— start Task material —
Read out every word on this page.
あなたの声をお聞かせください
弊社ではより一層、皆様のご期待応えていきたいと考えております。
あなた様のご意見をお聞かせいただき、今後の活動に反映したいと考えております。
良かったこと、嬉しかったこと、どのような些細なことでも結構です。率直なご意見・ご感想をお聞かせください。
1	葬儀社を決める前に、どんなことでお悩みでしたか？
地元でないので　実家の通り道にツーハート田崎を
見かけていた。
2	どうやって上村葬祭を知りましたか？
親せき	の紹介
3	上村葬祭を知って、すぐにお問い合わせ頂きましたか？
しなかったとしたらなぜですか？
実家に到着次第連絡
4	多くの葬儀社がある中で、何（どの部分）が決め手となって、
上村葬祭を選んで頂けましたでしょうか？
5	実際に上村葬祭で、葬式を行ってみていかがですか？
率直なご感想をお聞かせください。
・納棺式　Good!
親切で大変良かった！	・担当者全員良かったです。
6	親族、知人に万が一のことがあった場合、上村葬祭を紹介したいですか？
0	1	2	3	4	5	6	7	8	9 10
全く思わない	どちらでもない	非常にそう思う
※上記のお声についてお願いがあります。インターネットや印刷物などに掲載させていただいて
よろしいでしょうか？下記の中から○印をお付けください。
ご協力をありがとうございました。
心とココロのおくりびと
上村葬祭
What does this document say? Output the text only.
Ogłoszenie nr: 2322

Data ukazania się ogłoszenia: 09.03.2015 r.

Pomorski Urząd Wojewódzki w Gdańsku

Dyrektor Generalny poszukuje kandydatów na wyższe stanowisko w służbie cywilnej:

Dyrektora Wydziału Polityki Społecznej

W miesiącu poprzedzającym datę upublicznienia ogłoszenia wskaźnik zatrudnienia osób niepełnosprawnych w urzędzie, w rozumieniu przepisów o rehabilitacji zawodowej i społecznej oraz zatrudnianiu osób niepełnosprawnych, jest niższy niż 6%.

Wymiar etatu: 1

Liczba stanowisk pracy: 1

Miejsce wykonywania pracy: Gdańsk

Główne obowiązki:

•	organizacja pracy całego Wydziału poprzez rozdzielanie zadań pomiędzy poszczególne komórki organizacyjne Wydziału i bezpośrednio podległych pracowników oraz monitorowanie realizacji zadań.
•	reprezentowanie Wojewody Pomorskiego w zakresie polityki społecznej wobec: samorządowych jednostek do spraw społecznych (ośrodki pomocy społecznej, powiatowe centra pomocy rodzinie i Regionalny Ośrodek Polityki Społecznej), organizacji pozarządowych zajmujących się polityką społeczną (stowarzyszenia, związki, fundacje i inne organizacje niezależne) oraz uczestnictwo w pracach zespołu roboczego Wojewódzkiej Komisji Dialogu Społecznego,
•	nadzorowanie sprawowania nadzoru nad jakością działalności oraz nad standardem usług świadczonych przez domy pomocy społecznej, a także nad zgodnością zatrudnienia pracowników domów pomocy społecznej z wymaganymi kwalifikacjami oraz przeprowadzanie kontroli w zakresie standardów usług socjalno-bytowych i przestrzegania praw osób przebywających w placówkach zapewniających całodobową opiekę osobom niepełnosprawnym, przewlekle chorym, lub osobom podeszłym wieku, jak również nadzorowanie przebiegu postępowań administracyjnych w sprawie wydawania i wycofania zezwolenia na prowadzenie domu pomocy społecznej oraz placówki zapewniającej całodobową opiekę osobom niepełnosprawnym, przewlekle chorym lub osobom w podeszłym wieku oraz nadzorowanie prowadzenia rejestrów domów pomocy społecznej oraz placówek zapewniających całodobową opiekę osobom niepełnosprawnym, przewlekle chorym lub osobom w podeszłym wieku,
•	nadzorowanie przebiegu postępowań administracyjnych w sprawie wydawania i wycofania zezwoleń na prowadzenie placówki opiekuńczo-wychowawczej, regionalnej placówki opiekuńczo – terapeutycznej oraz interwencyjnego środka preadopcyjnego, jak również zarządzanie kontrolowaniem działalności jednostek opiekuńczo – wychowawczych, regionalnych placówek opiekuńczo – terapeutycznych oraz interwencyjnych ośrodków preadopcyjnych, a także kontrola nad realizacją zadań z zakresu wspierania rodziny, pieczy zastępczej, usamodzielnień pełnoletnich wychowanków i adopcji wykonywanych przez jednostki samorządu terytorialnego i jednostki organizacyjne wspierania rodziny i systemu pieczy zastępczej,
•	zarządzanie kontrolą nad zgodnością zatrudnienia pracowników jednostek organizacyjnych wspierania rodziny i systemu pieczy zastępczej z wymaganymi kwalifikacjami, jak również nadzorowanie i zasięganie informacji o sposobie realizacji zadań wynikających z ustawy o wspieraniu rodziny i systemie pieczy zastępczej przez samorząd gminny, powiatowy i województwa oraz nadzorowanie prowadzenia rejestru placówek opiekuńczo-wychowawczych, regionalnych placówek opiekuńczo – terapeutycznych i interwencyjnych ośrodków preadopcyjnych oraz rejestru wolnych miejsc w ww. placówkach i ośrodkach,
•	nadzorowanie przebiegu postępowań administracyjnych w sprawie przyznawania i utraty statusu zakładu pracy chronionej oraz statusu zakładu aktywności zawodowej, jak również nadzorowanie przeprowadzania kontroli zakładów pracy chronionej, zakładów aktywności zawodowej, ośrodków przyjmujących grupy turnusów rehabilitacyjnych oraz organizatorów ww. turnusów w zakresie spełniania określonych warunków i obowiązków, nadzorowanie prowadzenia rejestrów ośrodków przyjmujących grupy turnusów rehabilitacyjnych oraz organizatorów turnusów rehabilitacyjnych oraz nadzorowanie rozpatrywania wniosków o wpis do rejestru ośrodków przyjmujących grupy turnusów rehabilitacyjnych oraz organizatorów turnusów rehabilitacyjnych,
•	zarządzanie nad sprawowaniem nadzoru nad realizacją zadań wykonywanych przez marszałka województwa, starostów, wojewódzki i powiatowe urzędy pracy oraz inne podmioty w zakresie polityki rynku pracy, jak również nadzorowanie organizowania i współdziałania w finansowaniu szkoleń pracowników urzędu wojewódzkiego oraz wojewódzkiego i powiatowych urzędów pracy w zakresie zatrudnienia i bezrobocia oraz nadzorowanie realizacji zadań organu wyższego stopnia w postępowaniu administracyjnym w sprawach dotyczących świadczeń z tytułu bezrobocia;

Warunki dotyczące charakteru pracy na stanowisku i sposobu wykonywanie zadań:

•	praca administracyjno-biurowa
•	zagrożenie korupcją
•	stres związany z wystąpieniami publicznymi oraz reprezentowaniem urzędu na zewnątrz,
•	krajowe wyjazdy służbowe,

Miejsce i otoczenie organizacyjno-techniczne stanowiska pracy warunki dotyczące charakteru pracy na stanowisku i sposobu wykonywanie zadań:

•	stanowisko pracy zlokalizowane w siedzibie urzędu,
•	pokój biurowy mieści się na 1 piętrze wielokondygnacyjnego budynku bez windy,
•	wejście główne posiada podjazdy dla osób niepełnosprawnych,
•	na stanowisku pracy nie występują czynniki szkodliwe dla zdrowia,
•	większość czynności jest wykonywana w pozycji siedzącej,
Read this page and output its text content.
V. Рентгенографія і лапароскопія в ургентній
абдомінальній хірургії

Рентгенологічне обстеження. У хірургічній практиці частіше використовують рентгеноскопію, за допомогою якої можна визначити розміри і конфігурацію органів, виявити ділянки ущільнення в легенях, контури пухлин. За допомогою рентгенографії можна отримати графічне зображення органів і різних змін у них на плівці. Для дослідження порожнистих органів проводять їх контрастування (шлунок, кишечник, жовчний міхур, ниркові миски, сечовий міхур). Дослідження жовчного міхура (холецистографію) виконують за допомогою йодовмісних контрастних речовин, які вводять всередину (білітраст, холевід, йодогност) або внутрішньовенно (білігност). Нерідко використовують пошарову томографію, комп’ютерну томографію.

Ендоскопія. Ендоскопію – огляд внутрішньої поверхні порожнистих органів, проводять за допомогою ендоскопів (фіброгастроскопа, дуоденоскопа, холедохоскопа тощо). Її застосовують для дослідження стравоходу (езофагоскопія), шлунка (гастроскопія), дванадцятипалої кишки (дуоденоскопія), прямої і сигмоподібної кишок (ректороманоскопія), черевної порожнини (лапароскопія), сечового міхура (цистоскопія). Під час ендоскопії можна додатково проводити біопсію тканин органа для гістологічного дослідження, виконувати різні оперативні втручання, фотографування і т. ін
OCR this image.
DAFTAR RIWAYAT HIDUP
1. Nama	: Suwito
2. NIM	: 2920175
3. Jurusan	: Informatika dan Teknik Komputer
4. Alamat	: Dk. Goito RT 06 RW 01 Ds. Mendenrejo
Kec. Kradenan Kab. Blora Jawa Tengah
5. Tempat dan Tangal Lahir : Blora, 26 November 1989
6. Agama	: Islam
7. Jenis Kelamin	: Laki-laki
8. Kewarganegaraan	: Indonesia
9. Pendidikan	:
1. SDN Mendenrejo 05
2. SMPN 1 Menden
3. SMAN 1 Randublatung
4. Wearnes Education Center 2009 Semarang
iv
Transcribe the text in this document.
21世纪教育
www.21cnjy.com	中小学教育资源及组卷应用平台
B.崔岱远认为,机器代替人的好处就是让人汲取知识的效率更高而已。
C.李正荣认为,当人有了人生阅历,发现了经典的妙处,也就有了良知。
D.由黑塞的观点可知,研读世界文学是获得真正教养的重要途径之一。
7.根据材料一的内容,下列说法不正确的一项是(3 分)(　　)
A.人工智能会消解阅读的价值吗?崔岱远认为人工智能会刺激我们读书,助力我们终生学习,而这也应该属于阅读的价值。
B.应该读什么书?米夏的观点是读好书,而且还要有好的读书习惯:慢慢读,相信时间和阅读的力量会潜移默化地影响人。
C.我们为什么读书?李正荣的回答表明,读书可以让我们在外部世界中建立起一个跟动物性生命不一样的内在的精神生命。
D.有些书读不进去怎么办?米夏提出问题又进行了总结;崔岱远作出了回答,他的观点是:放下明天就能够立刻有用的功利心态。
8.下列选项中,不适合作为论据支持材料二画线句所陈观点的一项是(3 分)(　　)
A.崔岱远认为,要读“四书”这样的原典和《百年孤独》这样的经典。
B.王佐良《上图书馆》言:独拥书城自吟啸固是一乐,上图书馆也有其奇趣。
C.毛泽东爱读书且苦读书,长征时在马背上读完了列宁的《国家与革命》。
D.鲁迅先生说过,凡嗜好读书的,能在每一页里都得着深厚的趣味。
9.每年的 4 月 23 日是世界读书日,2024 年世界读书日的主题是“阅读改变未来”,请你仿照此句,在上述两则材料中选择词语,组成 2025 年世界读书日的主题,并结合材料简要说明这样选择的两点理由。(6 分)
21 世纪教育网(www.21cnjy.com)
— end Task material —
Task instructions ▸ Identify the lines above with the word "stanowisko". Copy them.

Complete output ▸
Dyrektor Generalny poszukuje kandydatów na wyższe stanowisko w służbie cywilnej:
•	stanowisko pracy zlokalizowane w siedzibie urzędu,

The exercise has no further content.